▸ **Input**
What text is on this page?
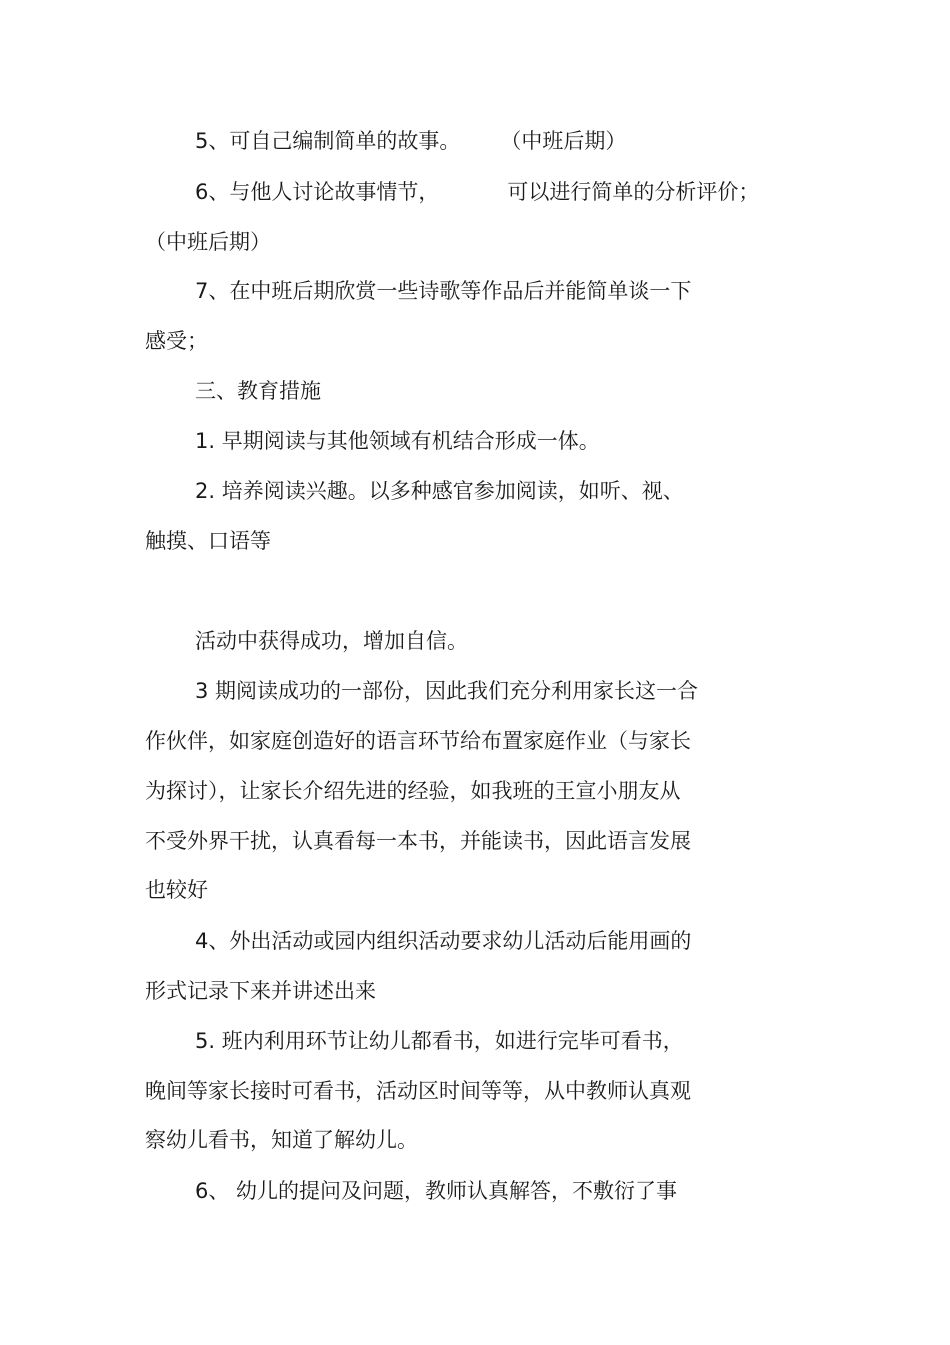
5、可自己编制简单的故事。 （中班后期）

6、与他人讨论故事情节，	可以进行简单的分析评价；

（中班后期）

7、在中班后期欣赏一些诗歌等作品后并能简单谈一下

感受；

三、教育措施

1. 早期阅读与其他领域有机结合形成一体。

2. 培养阅读兴趣。以多种感官参加阅读，如听、视、

触摸、口语等

活动中获得成功，增加自信。

3 期阅读成功的一部份，因此我们充分利用家长这一合

作伙伴，如家庭创造好的语言环节给布置家庭作业（与家长

为探讨），让家长介绍先进的经验，如我班的王宣小朋友从

不受外界干扰，认真看每一本书，并能读书，因此语言发展

也较好

4、外出活动或园内组织活动要求幼儿活动后能用画的

形式记录下来并讲述出来

5. 班内利用环节让幼儿都看书，如进行完毕可看书，

晚间等家长接时可看书，活动区时间等等，从中教师认真观

察幼儿看书，知道了解幼儿。

6、 幼儿的提问及问题，教师认真解答，不敷衍了事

▸ **Instructions to follow**
Repeat the material above in full and exactly, apart from the pictures.

▸ **Response to the exercise**
What text is on this page?
5、可自己编制简单的故事。 （中班后期）

6、与他人讨论故事情节，	可以进行简单的分析评价；

（中班后期）

7、在中班后期欣赏一些诗歌等作品后并能简单谈一下

感受；

三、教育措施

1. 早期阅读与其他领域有机结合形成一体。

2. 培养阅读兴趣。以多种感官参加阅读，如听、视、

触摸、口语等

活动中获得成功，增加自信。

3 期阅读成功的一部份，因此我们充分利用家长这一合

作伙伴，如家庭创造好的语言环节给布置家庭作业（与家长

为探讨），让家长介绍先进的经验，如我班的王宣小朋友从

不受外界干扰，认真看每一本书，并能读书，因此语言发展

也较好

4、外出活动或园内组织活动要求幼儿活动后能用画的

形式记录下来并讲述出来

5. 班内利用环节让幼儿都看书，如进行完毕可看书，

晚间等家长接时可看书，活动区时间等等，从中教师认真观

察幼儿看书，知道了解幼儿。

6、 幼儿的提问及问题，教师认真解答，不敷衍了事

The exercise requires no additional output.